INSTRUCTIONS TO FOLLOW: What follows is a block of records; reproduce all of it verbatim.

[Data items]
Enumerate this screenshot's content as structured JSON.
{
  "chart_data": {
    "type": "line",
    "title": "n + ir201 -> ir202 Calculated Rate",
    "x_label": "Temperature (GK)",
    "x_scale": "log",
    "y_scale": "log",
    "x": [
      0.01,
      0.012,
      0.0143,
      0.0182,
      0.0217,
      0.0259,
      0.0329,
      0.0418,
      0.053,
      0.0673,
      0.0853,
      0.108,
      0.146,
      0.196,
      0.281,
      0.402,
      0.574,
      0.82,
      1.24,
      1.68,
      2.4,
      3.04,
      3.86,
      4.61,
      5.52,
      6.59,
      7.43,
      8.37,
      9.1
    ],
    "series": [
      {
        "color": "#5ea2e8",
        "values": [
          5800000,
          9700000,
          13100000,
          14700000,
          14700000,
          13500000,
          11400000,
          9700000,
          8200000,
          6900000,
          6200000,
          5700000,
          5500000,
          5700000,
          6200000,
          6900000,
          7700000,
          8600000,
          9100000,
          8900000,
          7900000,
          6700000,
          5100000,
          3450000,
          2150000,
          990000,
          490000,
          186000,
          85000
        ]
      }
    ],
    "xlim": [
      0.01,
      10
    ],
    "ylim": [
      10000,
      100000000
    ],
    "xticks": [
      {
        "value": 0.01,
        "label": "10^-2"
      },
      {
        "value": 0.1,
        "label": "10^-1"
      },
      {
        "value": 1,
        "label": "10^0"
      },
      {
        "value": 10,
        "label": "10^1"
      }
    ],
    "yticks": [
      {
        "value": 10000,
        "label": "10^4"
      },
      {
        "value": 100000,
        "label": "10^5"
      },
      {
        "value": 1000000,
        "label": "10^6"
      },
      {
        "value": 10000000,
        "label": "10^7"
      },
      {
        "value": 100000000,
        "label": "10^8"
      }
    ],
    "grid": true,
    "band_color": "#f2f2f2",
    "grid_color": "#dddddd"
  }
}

ANSWER TO THE TASK:
Enumerate this screenshot's content as structured JSON.
{
  "chart_data": {
    "type": "line",
    "title": "n + ir201 -> ir202 Calculated Rate",
    "x_label": "Temperature (GK)",
    "x_scale": "log",
    "y_scale": "log",
    "x": [
      0.01,
      0.012,
      0.0143,
      0.0182,
      0.0217,
      0.0259,
      0.0329,
      0.0418,
      0.053,
      0.0673,
      0.0853,
      0.108,
      0.146,
      0.196,
      0.281,
      0.402,
      0.574,
      0.82,
      1.24,
      1.68,
      2.4,
      3.04,
      3.86,
      4.61,
      5.52,
      6.59,
      7.43,
      8.37,
      9.1
    ],
    "series": [
      {
        "color": "#5ea2e8",
        "values": [
          5800000,
          9700000,
          13100000,
          14700000,
          14700000,
          13500000,
          11400000,
          9700000,
          8200000,
          6900000,
          6200000,
          5700000,
          5500000,
          5700000,
          6200000,
          6900000,
          7700000,
          8600000,
          9100000,
          8900000,
          7900000,
          6700000,
          5100000,
          3450000,
          2150000,
          990000,
          490000,
          186000,
          85000
        ]
      }
    ],
    "xlim": [
      0.01,
      10
    ],
    "ylim": [
      10000,
      100000000
    ],
    "xticks": [
      {
        "value": 0.01,
        "label": "10^-2"
      },
      {
        "value": 0.1,
        "label": "10^-1"
      },
      {
        "value": 1,
        "label": "10^0"
      },
      {
        "value": 10,
        "label": "10^1"
      }
    ],
    "yticks": [
      {
        "value": 10000,
        "label": "10^4"
      },
      {
        "value": 100000,
        "label": "10^5"
      },
      {
        "value": 1000000,
        "label": "10^6"
      },
      {
        "value": 10000000,
        "label": "10^7"
      },
      {
        "value": 100000000,
        "label": "10^8"
      }
    ],
    "grid": true,
    "band_color": "#f2f2f2",
    "grid_color": "#dddddd"
  }
}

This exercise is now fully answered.